▸ **CHALLENGE**
Count the lines below that contain "однорядной". Give only the number.

▸ **Records from a data collection**
══════════

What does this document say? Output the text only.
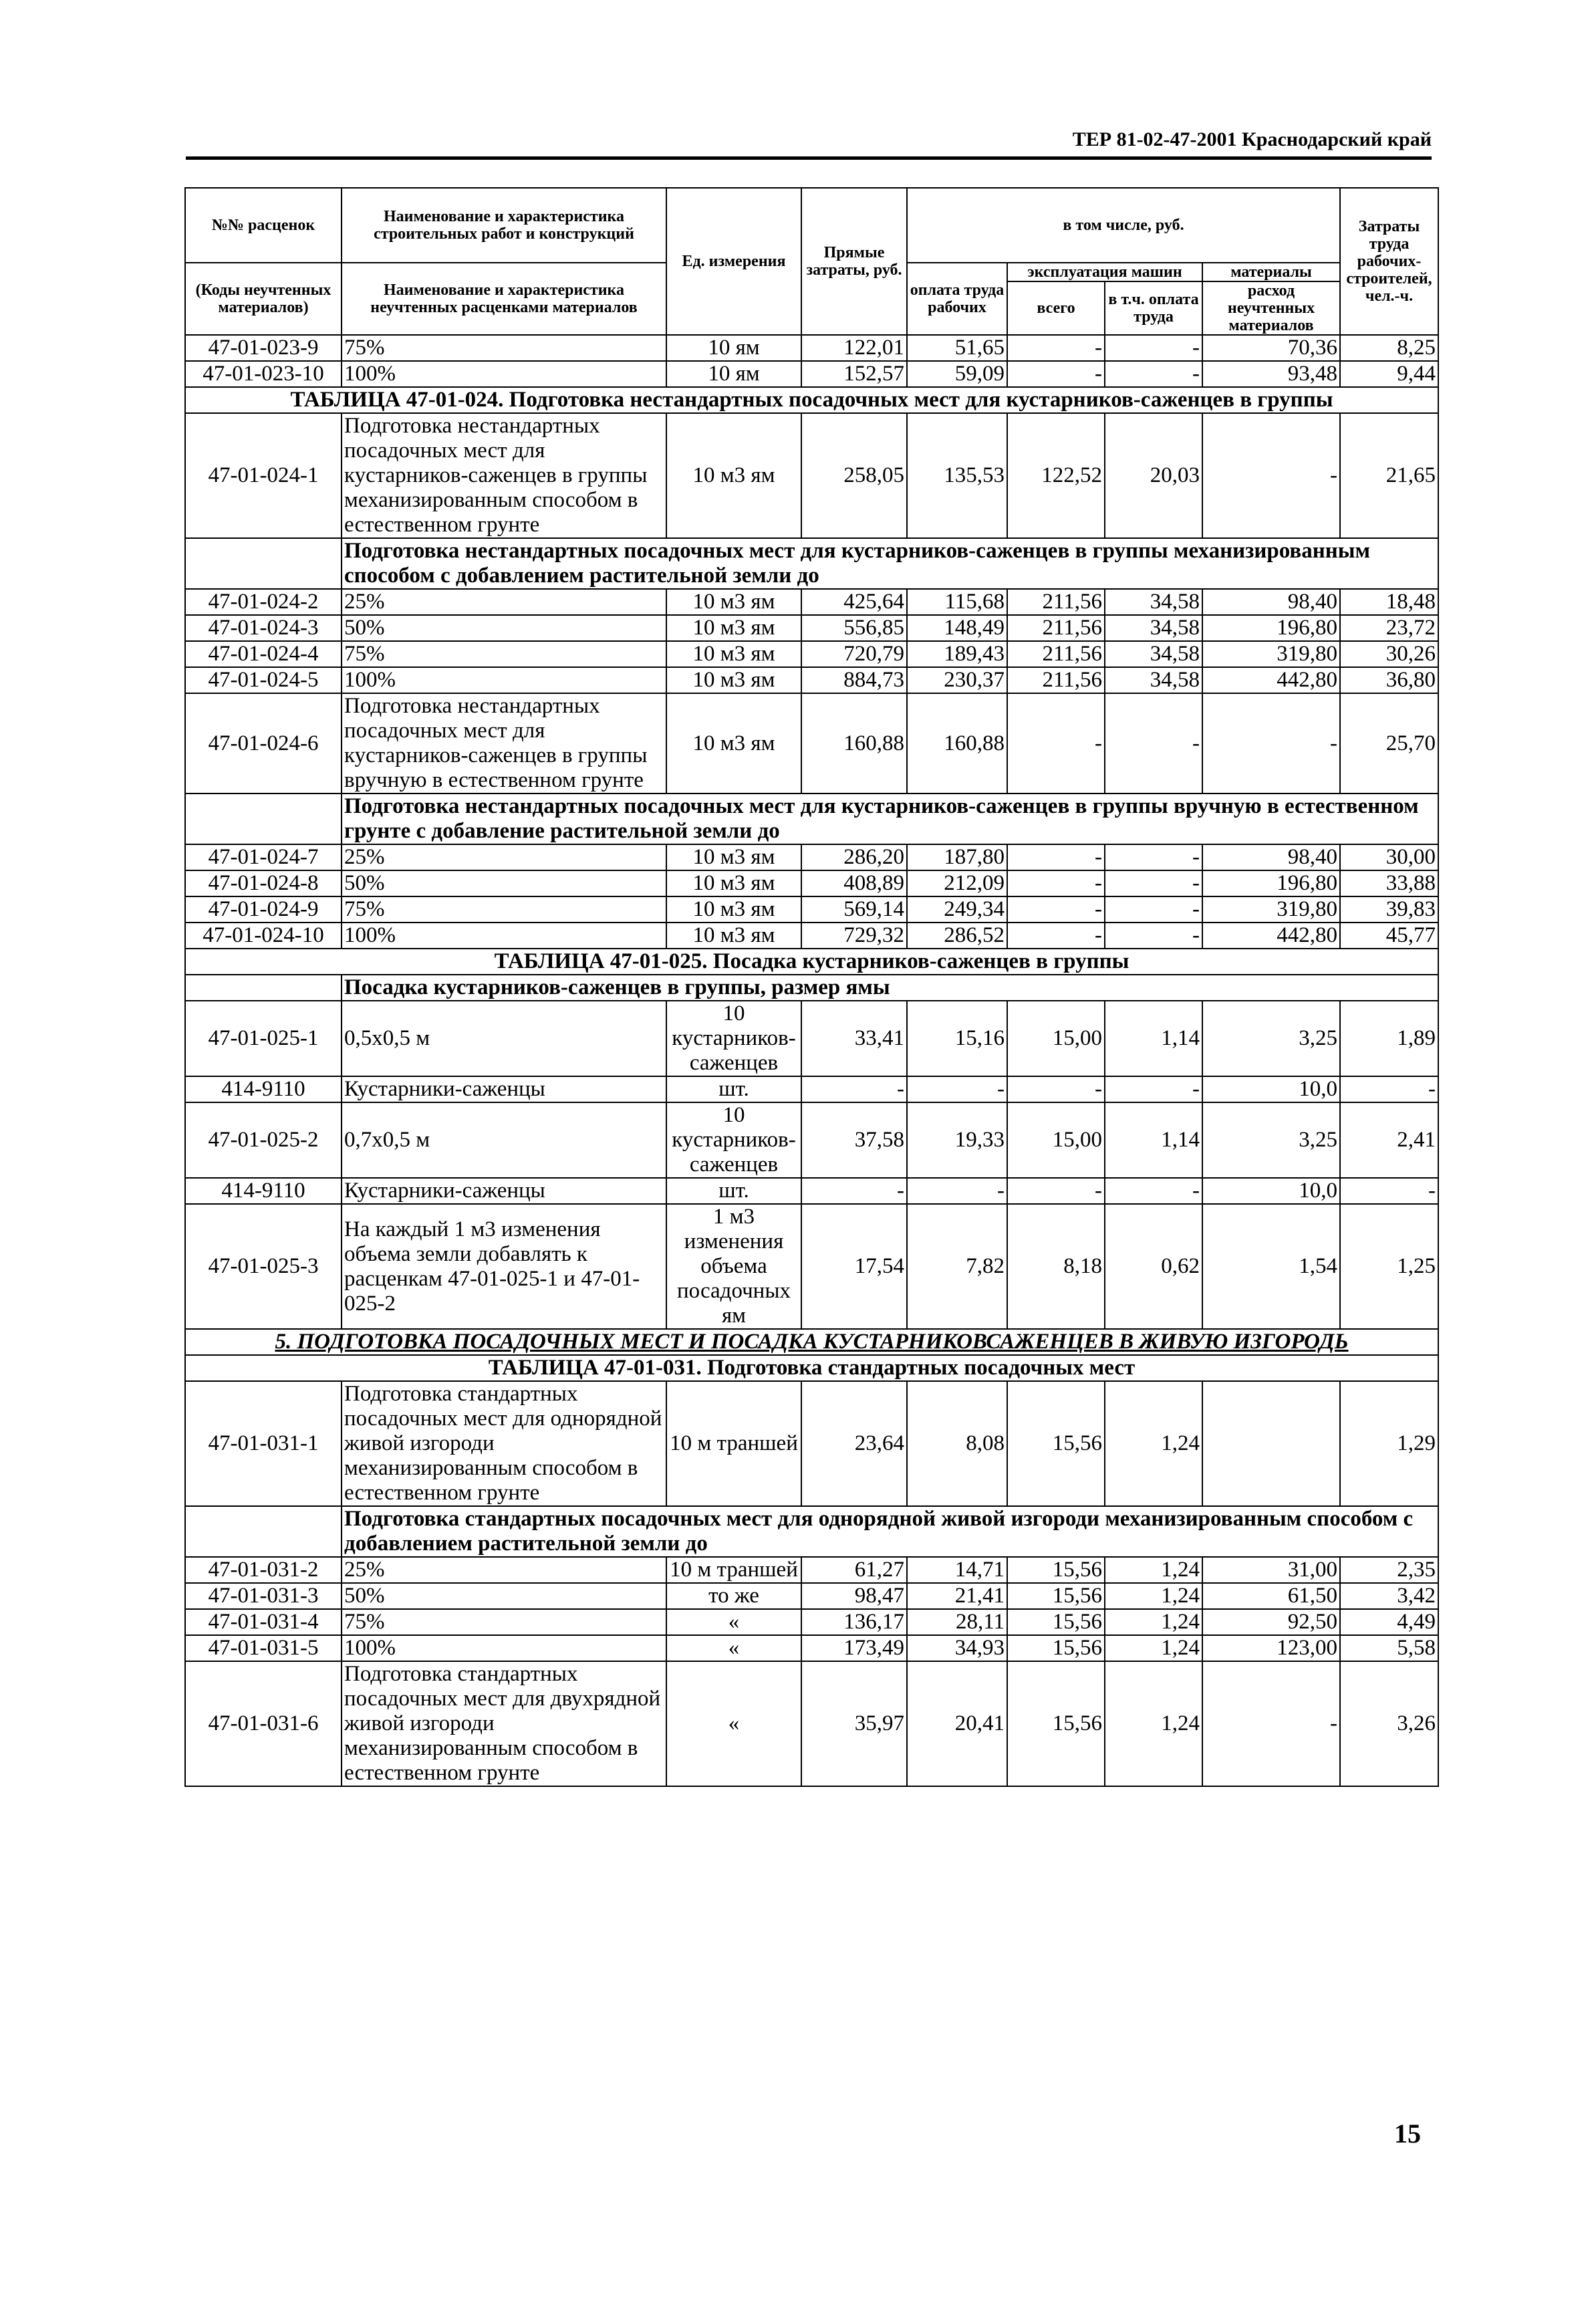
ТЕР 81-02-47-2001 Краснодарский край
№№ расценок	Наименование и характеристика строительных работ и конструкций	Ед. измерения	Прямые затраты, руб.	в том числе, руб.				Затраты труда рабочих-строителей, чел.-ч.
(Коды неучтенных материалов)	Наименование и характеристика неучтенных расценками материалов			оплата труда рабочих	эксплуатация машин		материалы	
					всего	в т.ч. оплата труда	расход неучтенных материалов	
47-01-023-9	75%	10 ям	122,01	51,65	-	-	70,36	8,25
47-01-023-10	100%	10 ям	152,57	59,09	-	-	93,48	9,44
ТАБЛИЦА 47-01-024. Подготовка нестандартных посадочных мест для кустарников-саженцев в группы								
47-01-024-1	Подготовка нестандартных посадочных мест для кустарников-саженцев в группы механизированным способом в естественном грунте	10 м3 ям	258,05	135,53	122,52	20,03	-	21,65
	Подготовка нестандартных посадочных мест для кустарников-саженцев в группы механизированным способом с добавлением растительной земли до							
47-01-024-2	25%	10 м3 ям	425,64	115,68	211,56	34,58	98,40	18,48
47-01-024-3	50%	10 м3 ям	556,85	148,49	211,56	34,58	196,80	23,72
47-01-024-4	75%	10 м3 ям	720,79	189,43	211,56	34,58	319,80	30,26
47-01-024-5	100%	10 м3 ям	884,73	230,37	211,56	34,58	442,80	36,80
47-01-024-6	Подготовка нестандартных посадочных мест для кустарников-саженцев в группы вручную в естественном грунте	10 м3 ям	160,88	160,88	-	-	-	25,70
	Подготовка нестандартных посадочных мест для кустарников-саженцев в группы вручную в естественном грунте с добавление растительной земли до							
47-01-024-7	25%	10 м3 ям	286,20	187,80	-	-	98,40	30,00
47-01-024-8	50%	10 м3 ям	408,89	212,09	-	-	196,80	33,88
47-01-024-9	75%	10 м3 ям	569,14	249,34	-	-	319,80	39,83
47-01-024-10	100%	10 м3 ям	729,32	286,52	-	-	442,80	45,77
ТАБЛИЦА 47-01-025. Посадка кустарников-саженцев в группы								
	Посадка кустарников-саженцев в группы, размер ямы							
47-01-025-1	0,5х0,5 м	10 кустарников-саженцев	33,41	15,16	15,00	1,14	3,25	1,89
414-9110	Кустарники-саженцы	шт.	-	-	-	-	10,0	-
47-01-025-2	0,7х0,5 м	10 кустарников-саженцев	37,58	19,33	15,00	1,14	3,25	2,41
414-9110	Кустарники-саженцы	шт.	-	-	-	-	10,0	-
47-01-025-3	На каждый 1 м3 изменения объема земли добавлять к расценкам 47-01-025-1 и 47-01-025-2	1 м3 изменения объема посадочных ям	17,54	7,82	8,18	0,62	1,54	1,25
5. ПОДГОТОВКА ПОСАДОЧНЫХ МЕСТ И ПОСАДКА КУСТАРНИКОВСАЖЕНЦЕВ В ЖИВУЮ ИЗГОРОДЬ								
ТАБЛИЦА 47-01-031. Подготовка стандартных посадочных мест								
47-01-031-1	Подготовка стандартных посадочных мест для однорядной живой изгороди механизированным способом в естественном грунте	10 м траншей	23,64	8,08	15,56	1,24		1,29
	Подготовка стандартных посадочных мест для однорядной живой изгороди механизированным способом с добавлением растительной земли до							
47-01-031-2	25%	10 м траншей	61,27	14,71	15,56	1,24	31,00	2,35
47-01-031-3	50%	то же	98,47	21,41	15,56	1,24	61,50	3,42
47-01-031-4	75%	«	136,17	28,11	15,56	1,24	92,50	4,49
47-01-031-5	100%	«	173,49	34,93	15,56	1,24	123,00	5,58
47-01-031-6	Подготовка стандартных посадочных мест для двухрядной живой изгороди механизированным способом в естественном грунте	«	35,97	20,41	15,56	1,24	-	3,26
15
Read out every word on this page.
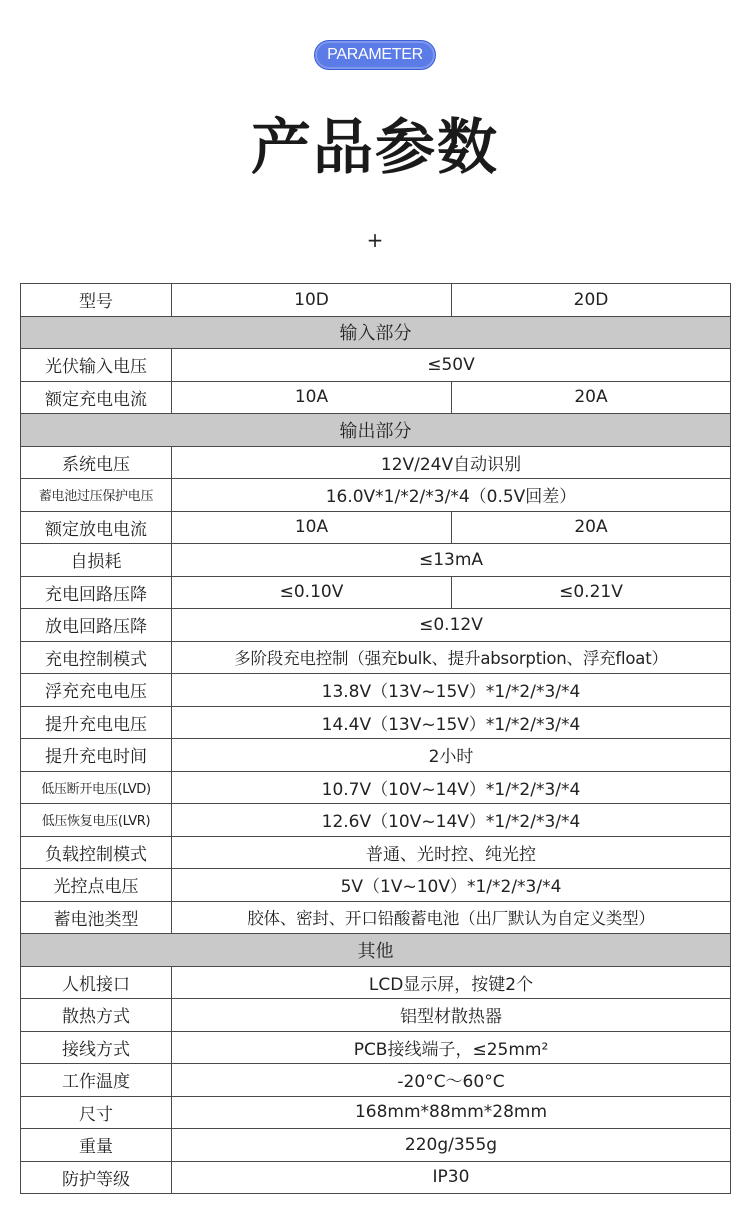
PARAMETER
产品参数
+
型号	10D	20D
输入部分		
光伏输入电压	≤50V	
额定充电电流	10A	20A
输出部分		
系统电压	12V/24V自动识别	
蓄电池过压保护电压	16.0V*1/*2/*3/*4（0.5V回差）	
额定放电电流	10A	20A
自损耗	≤13mA	
充电回路压降	≤0.10V	≤0.21V
放电回路压降	≤0.12V	
充电控制模式	多阶段充电控制（强充bulk、提升absorption、浮充float）	
浮充充电电压	13.8V（13V~15V）*1/*2/*3/*4	
提升充电电压	14.4V（13V~15V）*1/*2/*3/*4	
提升充电时间	2小时	
低压断开电压(LVD)	10.7V（10V~14V）*1/*2/*3/*4	
低压恢复电压(LVR)	12.6V（10V~14V）*1/*2/*3/*4	
负载控制模式	普通、光时控、纯光控	
光控点电压	5V（1V~10V）*1/*2/*3/*4	
蓄电池类型	胶体、密封、开口铅酸蓄电池（出厂默认为自定义类型）	
其他		
人机接口	LCD显示屏，按键2个	
散热方式	铝型材散热器	
接线方式	PCB接线端子，≤25mm²	
工作温度	-20°C～60°C	
尺寸	168mm*88mm*28mm	
重量	220g/355g	
防护等级	IP30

══════════

▸ **EXPECTED ANSWER**
2